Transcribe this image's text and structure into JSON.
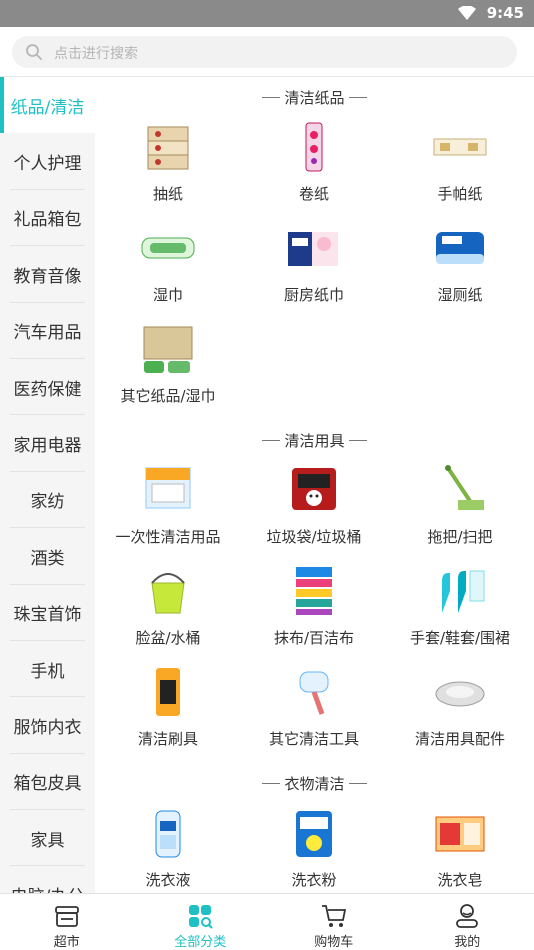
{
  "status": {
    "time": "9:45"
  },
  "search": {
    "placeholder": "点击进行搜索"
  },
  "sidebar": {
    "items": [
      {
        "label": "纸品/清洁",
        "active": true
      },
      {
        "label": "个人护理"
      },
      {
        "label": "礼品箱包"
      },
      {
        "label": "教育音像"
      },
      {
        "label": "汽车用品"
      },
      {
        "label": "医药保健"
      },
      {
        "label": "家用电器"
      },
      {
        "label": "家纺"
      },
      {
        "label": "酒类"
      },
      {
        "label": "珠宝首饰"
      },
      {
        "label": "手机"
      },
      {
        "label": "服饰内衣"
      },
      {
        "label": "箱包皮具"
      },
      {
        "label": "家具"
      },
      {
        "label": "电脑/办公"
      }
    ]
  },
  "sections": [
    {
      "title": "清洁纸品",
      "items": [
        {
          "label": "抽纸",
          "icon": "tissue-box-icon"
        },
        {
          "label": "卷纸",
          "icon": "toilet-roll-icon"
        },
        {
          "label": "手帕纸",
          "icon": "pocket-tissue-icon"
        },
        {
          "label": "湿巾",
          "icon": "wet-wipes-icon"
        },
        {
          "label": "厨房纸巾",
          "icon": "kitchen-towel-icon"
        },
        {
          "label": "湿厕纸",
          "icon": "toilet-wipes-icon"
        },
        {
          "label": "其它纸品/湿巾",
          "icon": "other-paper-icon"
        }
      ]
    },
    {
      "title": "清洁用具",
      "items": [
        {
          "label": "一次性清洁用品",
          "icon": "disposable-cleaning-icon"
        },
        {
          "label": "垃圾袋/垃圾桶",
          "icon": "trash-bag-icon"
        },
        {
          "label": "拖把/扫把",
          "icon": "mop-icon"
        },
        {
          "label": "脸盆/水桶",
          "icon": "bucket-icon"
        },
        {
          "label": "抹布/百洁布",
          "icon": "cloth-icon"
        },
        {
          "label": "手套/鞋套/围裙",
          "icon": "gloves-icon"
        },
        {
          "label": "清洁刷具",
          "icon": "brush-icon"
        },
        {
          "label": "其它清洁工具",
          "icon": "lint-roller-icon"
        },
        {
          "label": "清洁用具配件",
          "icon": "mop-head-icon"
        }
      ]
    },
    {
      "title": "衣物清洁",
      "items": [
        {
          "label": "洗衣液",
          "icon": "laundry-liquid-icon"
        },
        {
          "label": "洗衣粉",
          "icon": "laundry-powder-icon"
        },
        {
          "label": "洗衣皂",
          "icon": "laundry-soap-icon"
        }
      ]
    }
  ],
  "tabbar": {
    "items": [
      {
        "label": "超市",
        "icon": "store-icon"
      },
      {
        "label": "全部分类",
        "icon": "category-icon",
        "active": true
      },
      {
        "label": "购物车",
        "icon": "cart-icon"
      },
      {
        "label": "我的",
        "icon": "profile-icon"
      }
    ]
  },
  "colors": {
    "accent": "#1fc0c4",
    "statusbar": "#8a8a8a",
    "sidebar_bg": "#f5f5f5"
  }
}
* * * * * * * * *
→ Your task: Leave out the pictures and transcribe the entries above exactly.

→ Answer:
Transcribe this image's text and structure into JSON.
{
  "status": {
    "time": "9:45"
  },
  "search": {
    "placeholder": "点击进行搜索"
  },
  "sidebar": {
    "items": [
      {
        "label": "纸品/清洁",
        "active": true
      },
      {
        "label": "个人护理"
      },
      {
        "label": "礼品箱包"
      },
      {
        "label": "教育音像"
      },
      {
        "label": "汽车用品"
      },
      {
        "label": "医药保健"
      },
      {
        "label": "家用电器"
      },
      {
        "label": "家纺"
      },
      {
        "label": "酒类"
      },
      {
        "label": "珠宝首饰"
      },
      {
        "label": "手机"
      },
      {
        "label": "服饰内衣"
      },
      {
        "label": "箱包皮具"
      },
      {
        "label": "家具"
      },
      {
        "label": "电脑/办公"
      }
    ]
  },
  "sections": [
    {
      "title": "清洁纸品",
      "items": [
        {
          "label": "抽纸",
          "icon": "tissue-box-icon"
        },
        {
          "label": "卷纸",
          "icon": "toilet-roll-icon"
        },
        {
          "label": "手帕纸",
          "icon": "pocket-tissue-icon"
        },
        {
          "label": "湿巾",
          "icon": "wet-wipes-icon"
        },
        {
          "label": "厨房纸巾",
          "icon": "kitchen-towel-icon"
        },
        {
          "label": "湿厕纸",
          "icon": "toilet-wipes-icon"
        },
        {
          "label": "其它纸品/湿巾",
          "icon": "other-paper-icon"
        }
      ]
    },
    {
      "title": "清洁用具",
      "items": [
        {
          "label": "一次性清洁用品",
          "icon": "disposable-cleaning-icon"
        },
        {
          "label": "垃圾袋/垃圾桶",
          "icon": "trash-bag-icon"
        },
        {
          "label": "拖把/扫把",
          "icon": "mop-icon"
        },
        {
          "label": "脸盆/水桶",
          "icon": "bucket-icon"
        },
        {
          "label": "抹布/百洁布",
          "icon": "cloth-icon"
        },
        {
          "label": "手套/鞋套/围裙",
          "icon": "gloves-icon"
        },
        {
          "label": "清洁刷具",
          "icon": "brush-icon"
        },
        {
          "label": "其它清洁工具",
          "icon": "lint-roller-icon"
        },
        {
          "label": "清洁用具配件",
          "icon": "mop-head-icon"
        }
      ]
    },
    {
      "title": "衣物清洁",
      "items": [
        {
          "label": "洗衣液",
          "icon": "laundry-liquid-icon"
        },
        {
          "label": "洗衣粉",
          "icon": "laundry-powder-icon"
        },
        {
          "label": "洗衣皂",
          "icon": "laundry-soap-icon"
        }
      ]
    }
  ],
  "tabbar": {
    "items": [
      {
        "label": "超市",
        "icon": "store-icon"
      },
      {
        "label": "全部分类",
        "icon": "category-icon",
        "active": true
      },
      {
        "label": "购物车",
        "icon": "cart-icon"
      },
      {
        "label": "我的",
        "icon": "profile-icon"
      }
    ]
  },
  "colors": {
    "accent": "#1fc0c4",
    "statusbar": "#8a8a8a",
    "sidebar_bg": "#f5f5f5"
  }
}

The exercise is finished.